Start of Exercise input
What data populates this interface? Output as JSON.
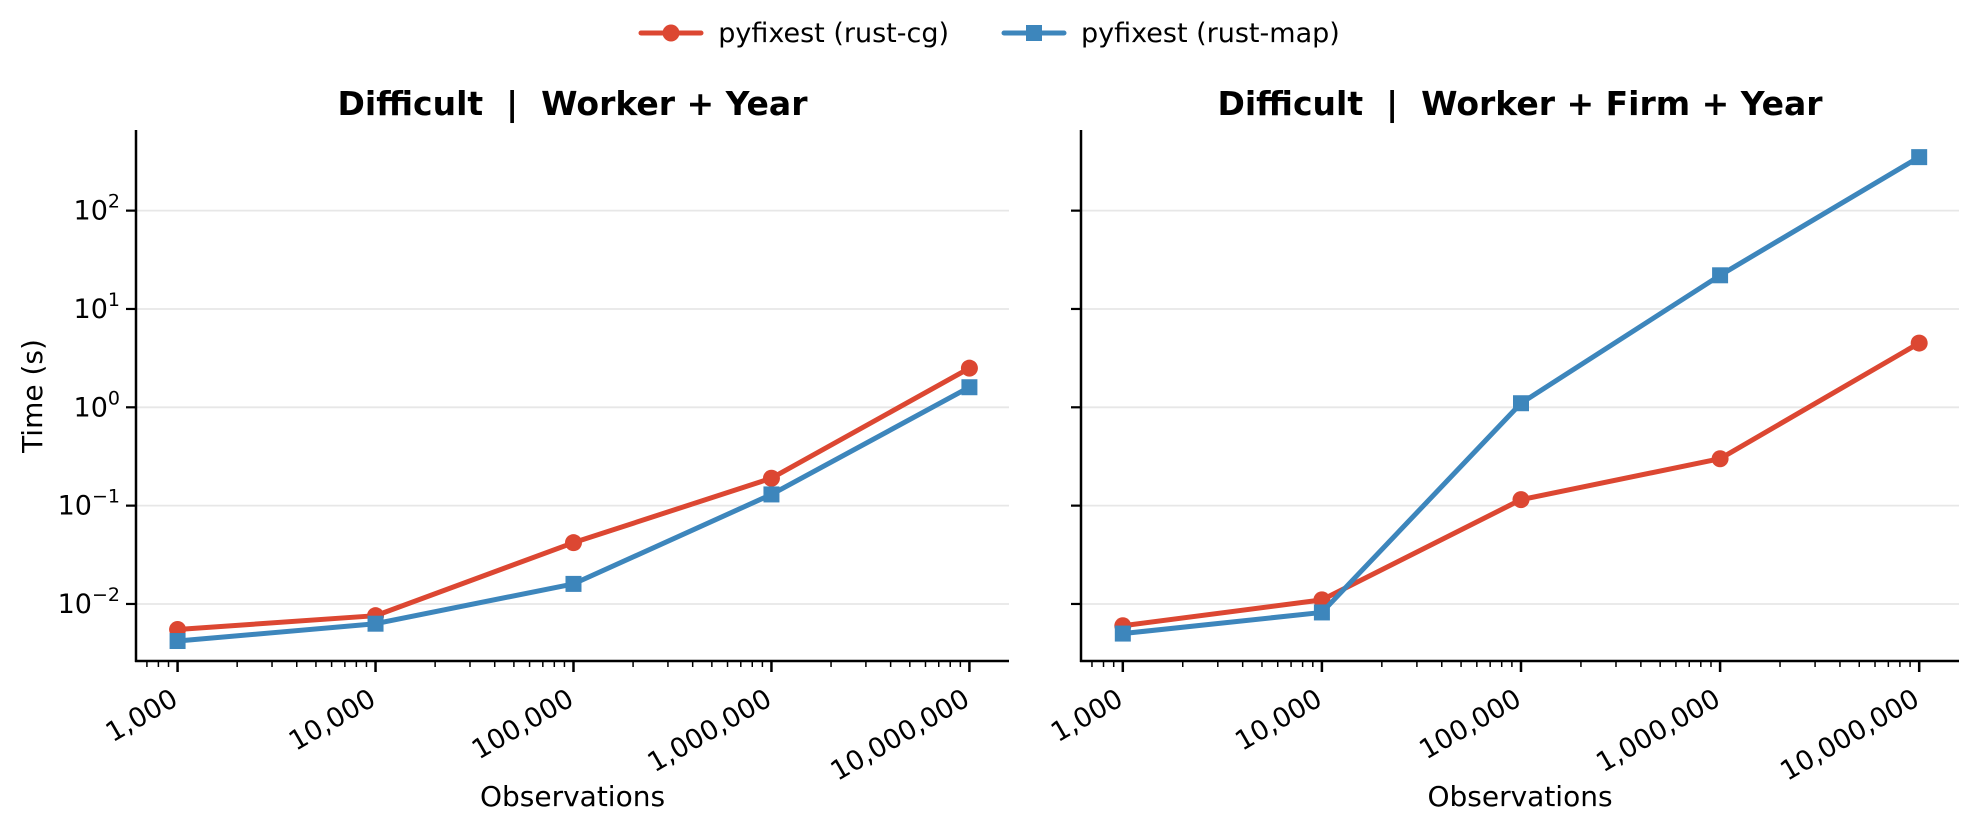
{
  "legend": {
    "items": [
      {
        "label": "pyfixest (rust-cg)",
        "color": "#DC4732",
        "marker": "circle"
      },
      {
        "label": "pyfixest (rust-map)",
        "color": "#3D86BC",
        "marker": "square"
      }
    ]
  },
  "chart_data": [
    {
      "type": "line",
      "title": "Difficult  |  Worker + Year",
      "xlabel": "Observations",
      "ylabel": "Time (s)",
      "x_scale": "log",
      "y_scale": "log",
      "grid": "horizontal-only",
      "legend_position": "figure top center",
      "x": [
        1000,
        10000,
        100000,
        1000000,
        10000000
      ],
      "x_tick_labels": [
        "1,000",
        "10,000",
        "100,000",
        "1,000,000",
        "10,000,000"
      ],
      "y_tick_exponents": [
        "2",
        "1",
        "0",
        "−1",
        "−2"
      ],
      "y_tick_values": [
        100,
        10,
        1,
        0.1,
        0.01
      ],
      "show_y_tick_labels": true,
      "xlim_log": [
        2.79,
        7.2
      ],
      "ylim_log": [
        -2.58,
        2.82
      ],
      "series": [
        {
          "name": "pyfixest (rust-cg)",
          "color": "#DC4732",
          "marker": "circle",
          "values": [
            0.0055,
            0.0076,
            0.042,
            0.19,
            2.5
          ]
        },
        {
          "name": "pyfixest (rust-map)",
          "color": "#3D86BC",
          "marker": "square",
          "values": [
            0.0042,
            0.0063,
            0.016,
            0.13,
            1.6
          ]
        }
      ]
    },
    {
      "type": "line",
      "title": "Difficult  |  Worker + Firm + Year",
      "xlabel": "Observations",
      "ylabel": "Time (s)",
      "x_scale": "log",
      "y_scale": "log",
      "grid": "horizontal-only",
      "legend_position": "figure top center",
      "x": [
        1000,
        10000,
        100000,
        1000000,
        10000000
      ],
      "x_tick_labels": [
        "1,000",
        "10,000",
        "100,000",
        "1,000,000",
        "10,000,000"
      ],
      "y_tick_exponents": [
        "2",
        "1",
        "0",
        "−1",
        "−2"
      ],
      "y_tick_values": [
        100,
        10,
        1,
        0.1,
        0.01
      ],
      "show_y_tick_labels": false,
      "xlim_log": [
        2.79,
        7.2
      ],
      "ylim_log": [
        -2.58,
        2.82
      ],
      "series": [
        {
          "name": "pyfixest (rust-cg)",
          "color": "#DC4732",
          "marker": "circle",
          "values": [
            0.006,
            0.011,
            0.115,
            0.3,
            4.5
          ]
        },
        {
          "name": "pyfixest (rust-map)",
          "color": "#3D86BC",
          "marker": "square",
          "values": [
            0.005,
            0.0082,
            1.1,
            22,
            350
          ]
        }
      ]
    }
  ],
  "style": {
    "grid_color": "#E7E7E7",
    "spine_color": "#000000",
    "text_color": "#000000",
    "background": "#ffffff"
  }
}
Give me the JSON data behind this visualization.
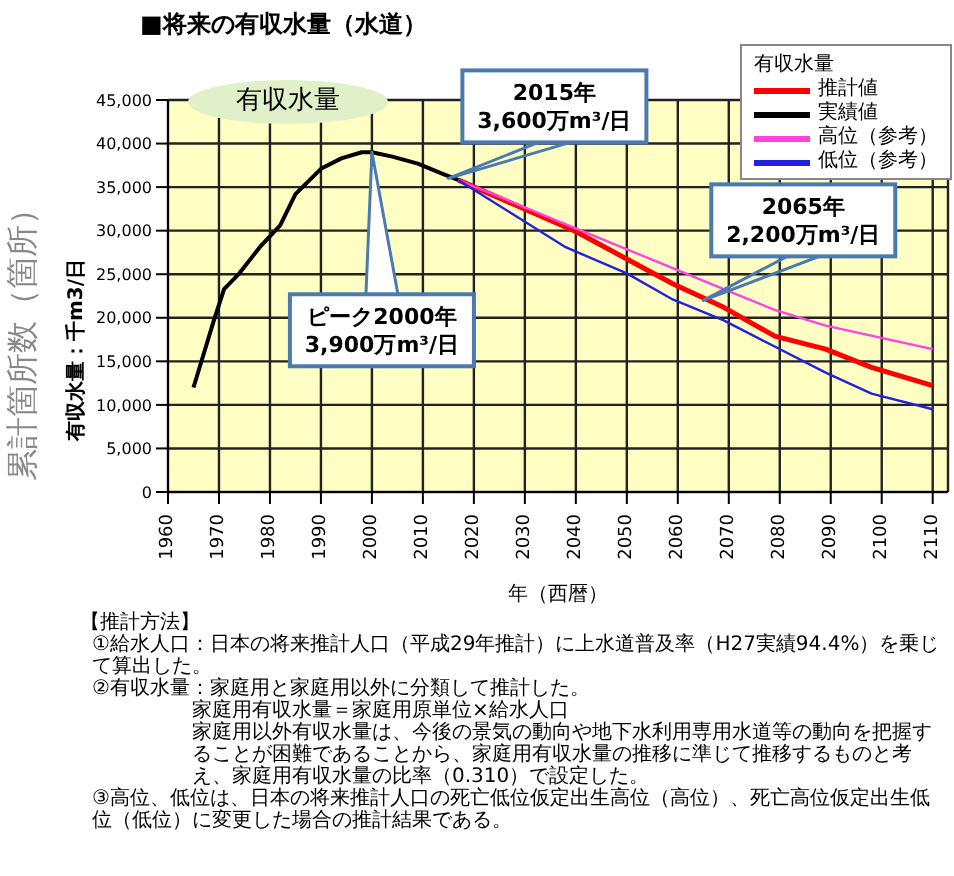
{
  "chart_data": {
    "type": "line",
    "title": "■将来の有収水量（水道）",
    "xlabel": "年（西暦）",
    "ylabel": "有収水量：千m3/日",
    "legend_title": "有収水量",
    "legend": "top right",
    "grid": true,
    "marker": "none",
    "xlim": [
      1960,
      2113
    ],
    "xticks": [
      1960,
      1970,
      1980,
      1990,
      2000,
      2010,
      2020,
      2030,
      2040,
      2050,
      2060,
      2070,
      2080,
      2090,
      2100,
      2110
    ],
    "ylim": [
      0,
      45000
    ],
    "yticks": [
      {
        "value": 0,
        "label": "0"
      },
      {
        "value": 5000,
        "label": "5,000"
      },
      {
        "value": 10000,
        "label": "10,000"
      },
      {
        "value": 15000,
        "label": "15,000"
      },
      {
        "value": 20000,
        "label": "20,000"
      },
      {
        "value": 25000,
        "label": "25,000"
      },
      {
        "value": 30000,
        "label": "30,000"
      },
      {
        "value": 35000,
        "label": "35,000"
      },
      {
        "value": 40000,
        "label": "40,000"
      },
      {
        "value": 45000,
        "label": "45,000"
      }
    ],
    "series": [
      {
        "name": "推計値",
        "color": "#ff0000",
        "x": [
          2017,
          2040,
          2059,
          2069,
          2079,
          2089,
          2098,
          2110
        ],
        "values": [
          35800,
          29900,
          23900,
          21200,
          17900,
          16400,
          14300,
          12200
        ]
      },
      {
        "name": "実績値",
        "color": "#000000",
        "x": [
          1965,
          1969,
          1971,
          1974,
          1978,
          1982,
          1985,
          1990,
          1994,
          1998,
          2000,
          2004,
          2009,
          2014,
          2017
        ],
        "values": [
          12000,
          19700,
          23300,
          25100,
          28100,
          30600,
          34200,
          37100,
          38300,
          39000,
          39000,
          38500,
          37700,
          36500,
          35800
        ]
      },
      {
        "name": "高位（参考）",
        "color": "#ff44dd",
        "x": [
          2017,
          2039,
          2059,
          2069,
          2079,
          2089,
          2110
        ],
        "values": [
          35800,
          30500,
          25700,
          23300,
          20900,
          19100,
          16400
        ]
      },
      {
        "name": "低位（参考）",
        "color": "#2222dd",
        "x": [
          2017,
          2038,
          2050,
          2059,
          2069,
          2079,
          2089,
          2098,
          2110
        ],
        "values": [
          35800,
          28100,
          25100,
          22100,
          19700,
          16700,
          13700,
          11300,
          9500
        ]
      }
    ],
    "annotations": [
      "有収水量",
      "累計箇所数（箇所）",
      {
        "text": "2015年\n3,600万m³/日",
        "x": 2015,
        "y": 36000
      },
      {
        "text": "ピーク2000年\n3,900万m³/日",
        "x": 2000,
        "y": 39000
      },
      {
        "text": "2065年\n2,200万m³/日",
        "x": 2065,
        "y": 22000
      },
      "【推計方法】",
      "①給水人口：日本の将来推計人口（平成29年推計）に上水道普及率（H27実績94.4%）を乗じて算出した。",
      "②有収水量：家庭用と家庭用以外に分類して推計した。",
      "家庭用有収水量＝家庭用原単位×給水人口",
      "家庭用以外有収水量は、今後の景気の動向や地下水利用専用水道等の動向を把握することが困難であることから、家庭用有収水量の推移に準じて推移するものと考え、家庭用有収水量の比率（0.310）で設定した。",
      "③高位、低位は、日本の将来推計人口の死亡低位仮定出生高位（高位）、死亡高位仮定出生低位（低位）に変更した場合の推計結果である。"
    ]
  }
}
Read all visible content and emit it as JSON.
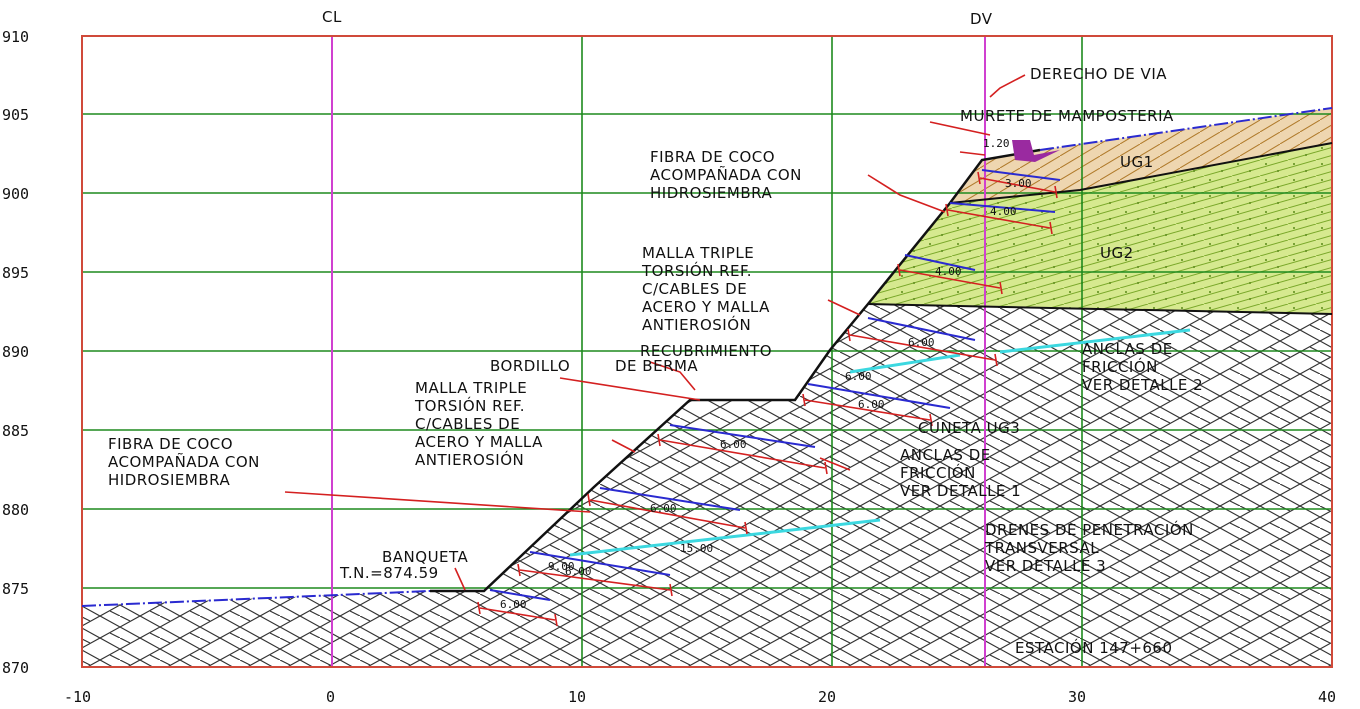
{
  "axes": {
    "y_ticks": [
      "910",
      "905",
      "900",
      "895",
      "890",
      "885",
      "880",
      "875",
      "870"
    ],
    "x_ticks": [
      "-10",
      "0",
      "10",
      "20",
      "30",
      "40"
    ],
    "centerline": "CL",
    "right_of_way": "DV"
  },
  "colors": {
    "frame": "#d04a3a",
    "grid": "#1e8a1e",
    "marker_line": "#d040d0",
    "terrain": "#2a2ad0",
    "dims": "#d42020",
    "drains": "#3cd8e0",
    "ug1_fill": "#e8c89a",
    "ug2_fill": "#c8e07a"
  },
  "labels": {
    "derecho_de_via": "DERECHO DE VIA",
    "murete": "MURETE DE MAMPOSTERIA",
    "murete_dim": "1.20",
    "ug1": "UG1",
    "ug2": "UG2",
    "ug3": "CUNETA UG3",
    "fibra_top": [
      "FIBRA DE COCO",
      "ACOMPAÑADA CON",
      "HIDROSIEMBRA"
    ],
    "malla_top": [
      "MALLA TRIPLE",
      "TORSIÓN REF.",
      "C/CABLES DE",
      "ACERO Y MALLA",
      "ANTIEROSIÓN"
    ],
    "recubrimiento": "RECUBRIMIENTO",
    "bordillo": [
      "BORDILLO",
      "DE BERMA"
    ],
    "malla_bottom": [
      "MALLA TRIPLE",
      "TORSIÓN REF.",
      "C/CABLES DE",
      "ACERO Y MALLA",
      "ANTIEROSIÓN"
    ],
    "fibra_bottom": [
      "FIBRA DE COCO",
      "ACOMPAÑADA CON",
      "HIDROSIEMBRA"
    ],
    "banqueta": "BANQUETA",
    "tn": "T.N.=874.59",
    "anclas_top": [
      "ANCLAS DE",
      "FRICCIÓN",
      "VER DETALLE 2"
    ],
    "anclas_mid": [
      "ANCLAS DE",
      "FRICCIÓN",
      "VER DETALLE 1"
    ],
    "drenes": [
      "DRENES DE PENETRACIÓN",
      "TRANSVERSAL",
      "VER DETALLE 3"
    ],
    "estacion": "ESTACIÓN 147+660",
    "anchor_dims": [
      "3.00",
      "4.00",
      "4.00",
      "6.00",
      "6.00",
      "6.00",
      "6.00",
      "6.00",
      "6.00",
      "9.00",
      "15.00",
      "6.00"
    ]
  }
}
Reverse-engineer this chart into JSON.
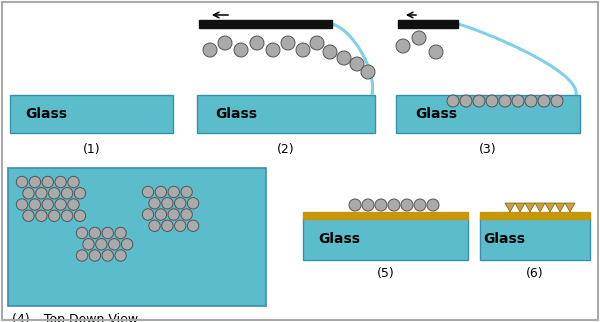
{
  "background_color": "#ffffff",
  "glass_color": "#5bbccc",
  "glass_border_color": "#3a8fa8",
  "blade_color": "#111111",
  "sphere_color": "#aaaaaa",
  "sphere_edge_color": "#555555",
  "gold_color": "#c8960a",
  "nano_color": "#c8a040",
  "meniscus_color": "#80d0e8",
  "outer_border_color": "#aaaaaa",
  "panel_labels": [
    "(1)",
    "(2)",
    "(3)",
    "(5)",
    "(6)"
  ],
  "panel4_label": "(4) – Top Down View",
  "glass_label": "Glass",
  "label_fontsize": 9,
  "glass_fontsize": 10,
  "figwidth": 6.0,
  "figheight": 3.22,
  "dpi": 100
}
End of Exercise input
Look through the records and gather every line containing "Difficult".

**Finished answer:**
      "title": "Difficult  |  Worker + Year",
      "title": "Difficult  |  Worker + Firm + Year",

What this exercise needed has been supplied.